* _WHAT IS BEING ASKED_
Gather every line of the entries that includes the word "湖北武汉".

* _EXERCISE MATERIAL_
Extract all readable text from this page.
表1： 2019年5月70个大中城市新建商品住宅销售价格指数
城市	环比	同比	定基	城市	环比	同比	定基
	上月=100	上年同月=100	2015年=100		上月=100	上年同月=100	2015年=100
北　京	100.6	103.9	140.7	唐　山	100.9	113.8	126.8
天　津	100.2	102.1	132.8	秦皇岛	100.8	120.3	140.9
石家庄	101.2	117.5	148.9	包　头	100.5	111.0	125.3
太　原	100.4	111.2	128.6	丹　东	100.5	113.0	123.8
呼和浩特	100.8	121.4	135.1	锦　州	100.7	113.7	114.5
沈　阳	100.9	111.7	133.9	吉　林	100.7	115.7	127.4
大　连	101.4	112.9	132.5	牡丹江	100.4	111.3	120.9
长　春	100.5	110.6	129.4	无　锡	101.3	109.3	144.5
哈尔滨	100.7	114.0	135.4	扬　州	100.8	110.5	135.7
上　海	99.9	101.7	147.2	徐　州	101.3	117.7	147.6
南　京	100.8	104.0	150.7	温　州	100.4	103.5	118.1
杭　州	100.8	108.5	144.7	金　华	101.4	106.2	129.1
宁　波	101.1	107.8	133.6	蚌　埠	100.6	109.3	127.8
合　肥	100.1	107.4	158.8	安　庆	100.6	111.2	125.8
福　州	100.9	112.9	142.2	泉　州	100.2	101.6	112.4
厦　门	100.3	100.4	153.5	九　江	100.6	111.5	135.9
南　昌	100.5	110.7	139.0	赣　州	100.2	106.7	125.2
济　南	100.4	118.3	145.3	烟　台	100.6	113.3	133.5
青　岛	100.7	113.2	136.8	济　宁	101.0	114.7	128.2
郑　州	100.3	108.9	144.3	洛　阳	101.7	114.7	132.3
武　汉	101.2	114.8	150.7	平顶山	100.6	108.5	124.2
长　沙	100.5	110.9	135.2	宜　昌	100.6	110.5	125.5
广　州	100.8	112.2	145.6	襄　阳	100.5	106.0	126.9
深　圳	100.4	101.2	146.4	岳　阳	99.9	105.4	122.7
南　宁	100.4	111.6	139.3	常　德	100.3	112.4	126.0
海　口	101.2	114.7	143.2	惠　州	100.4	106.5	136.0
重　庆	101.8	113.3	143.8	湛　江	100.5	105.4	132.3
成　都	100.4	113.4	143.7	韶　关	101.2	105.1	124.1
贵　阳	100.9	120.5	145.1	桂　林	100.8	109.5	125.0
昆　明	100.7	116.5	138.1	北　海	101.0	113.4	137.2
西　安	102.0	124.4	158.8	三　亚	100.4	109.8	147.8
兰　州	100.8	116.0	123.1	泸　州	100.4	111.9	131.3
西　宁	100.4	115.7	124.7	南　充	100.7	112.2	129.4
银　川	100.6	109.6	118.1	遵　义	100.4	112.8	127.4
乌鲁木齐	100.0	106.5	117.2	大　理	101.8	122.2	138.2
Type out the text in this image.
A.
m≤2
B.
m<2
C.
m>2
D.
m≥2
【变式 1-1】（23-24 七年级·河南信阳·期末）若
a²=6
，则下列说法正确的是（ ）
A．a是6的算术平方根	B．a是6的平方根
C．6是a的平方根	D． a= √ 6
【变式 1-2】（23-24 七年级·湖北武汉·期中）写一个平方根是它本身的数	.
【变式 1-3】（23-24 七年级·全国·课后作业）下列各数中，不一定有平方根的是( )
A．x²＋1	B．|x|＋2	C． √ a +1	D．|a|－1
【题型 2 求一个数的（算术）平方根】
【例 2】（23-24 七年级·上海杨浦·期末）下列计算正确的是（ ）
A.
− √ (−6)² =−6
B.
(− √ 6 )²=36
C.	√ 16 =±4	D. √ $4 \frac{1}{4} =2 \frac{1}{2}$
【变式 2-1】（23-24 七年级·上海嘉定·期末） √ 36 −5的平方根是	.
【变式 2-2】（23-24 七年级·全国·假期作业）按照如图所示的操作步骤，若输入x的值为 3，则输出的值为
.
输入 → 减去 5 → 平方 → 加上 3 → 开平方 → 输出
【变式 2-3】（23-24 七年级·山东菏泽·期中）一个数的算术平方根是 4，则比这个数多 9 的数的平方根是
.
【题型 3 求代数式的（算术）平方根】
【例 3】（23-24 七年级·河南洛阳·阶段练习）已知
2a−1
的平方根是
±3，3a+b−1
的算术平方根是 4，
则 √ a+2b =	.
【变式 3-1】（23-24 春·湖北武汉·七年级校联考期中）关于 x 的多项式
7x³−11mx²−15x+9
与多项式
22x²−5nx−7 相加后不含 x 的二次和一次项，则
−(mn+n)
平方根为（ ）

* _ANSWER TO THE TASK_
【变式 1-2】（23-24 七年级·湖北武汉·期中）写一个平方根是它本身的数	.
【变式 3-1】（23-24 春·湖北武汉·七年级校联考期中）关于 x 的多项式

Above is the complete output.